**QUOTED TEXT**.
+--
Thursday, September 23, 2010

Privacy is an illusion

The Internet has made it so easy for us to publish our thoughts, opinions and ideas to all & sundry. So much so that many people don't think twice before they send out something, as in the guy who was found guilty of a crime for jokingly tweeting that he would blow an airport up.

The airport was closed due to snow, and he was frustrated. I might have said the same thing myself -- how many times have I said things like, "I'm going to strangle that guy!"? We all say things like these and don't mean it. But the thing is, we say these things verbally to people who know us and who therefore take our words in the spirit in which they're meant. Too many people forget that what they put on the internet is public -- accessible to the whole wide world. They forget that not everyone is going to place a generous or kind interpretation on what they say.

I think this is partially due to Facebook. Somehow Facebook has given us this feeling that if we put something online, we're saying it to our circle of friends & acquaintances... Facebook has made us feel safe to reveal ourselves, to say whatever we want in the belief that others will understand & forgive accordingly. But if your status updates (or the status updates you're commenting on) aren't private, guess what? You'd better be careful or you'll end up on

In any case, Facebook's not totally to blame. In general, people seem to be much less restrained when it comes to writing things on the Internet. When blogging was all the rage I used to see bloggers insisting, "It's my blog, so I can write whatever I like." True enough, but whatever gave you the idea that exercising your right to write whatever you like carries no consequences?
+--
**STORED DATA**.

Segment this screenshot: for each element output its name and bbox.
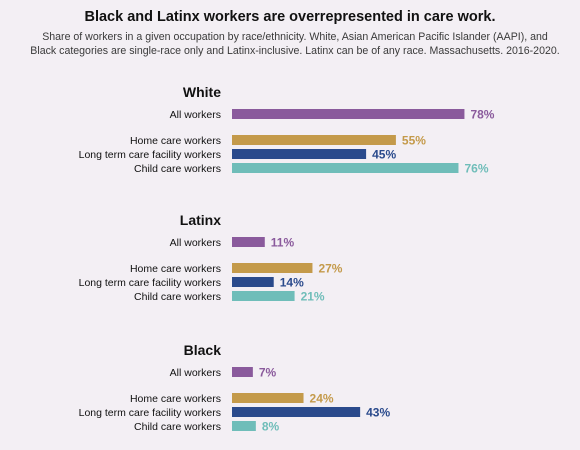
+--
**EXERCISE**. Could you continue the blog post on online privacy, starting right after its last sentence? The material shown above is separate from the blog post on online privacy.

**IN RESPONSE**.
Blogging taught me that yes, you can say whatever you like because it's your story, your experiences, or your opinion, but the other side of the coin is you have to be responsible for what you say. I treated my blog sort of like a diary, writing about my joys & sorrows, achievements & frustrations, but then my mom read it and complained that I was making her sound like a terrible mother, and I felt guilty... one part of me thought it was my right to talk about how I felt, it wasn't like I was writing to vilify her or anything like that... on the other hand, I also understood her wish for privacy and I wondered if maybe I didn't have the right to say things like that publicly, to talk about the struggles and difficulties we faced within the family.

These days I'm a lot more circumspect (in addition to blogging under a pseudonym!). A number of times I've written a tweet and found my finger hovering over the 'enter' key as I reconsidered the wisdom of sending the tweet out. If I'm venting... or I think someone might misinterpret what I say and possibly use it against me... or I think I'm just writing it to get attention... then I often don't send it. The same with blog posts; I have a number of drafts written that I eventually decided not to publish.

In this day & age I think we all have to be a little more careful what we place online. People used to say that we ought to pay attention to grooming and carry ourselves well in order to create a good first impression; but nowadays a lot of first impressions are created in cyberspace, through nothing more than the various bits of text we've left floating out there. A good rule of thumb: You should never place anything online that you wouldn't want certain people to see. Even if your Facebook account is private, one of your contacts could take a screenshot and email it around; on the Web, there's no such thing as absolute privacy anymore. If you want it to be private, keep it off the Web!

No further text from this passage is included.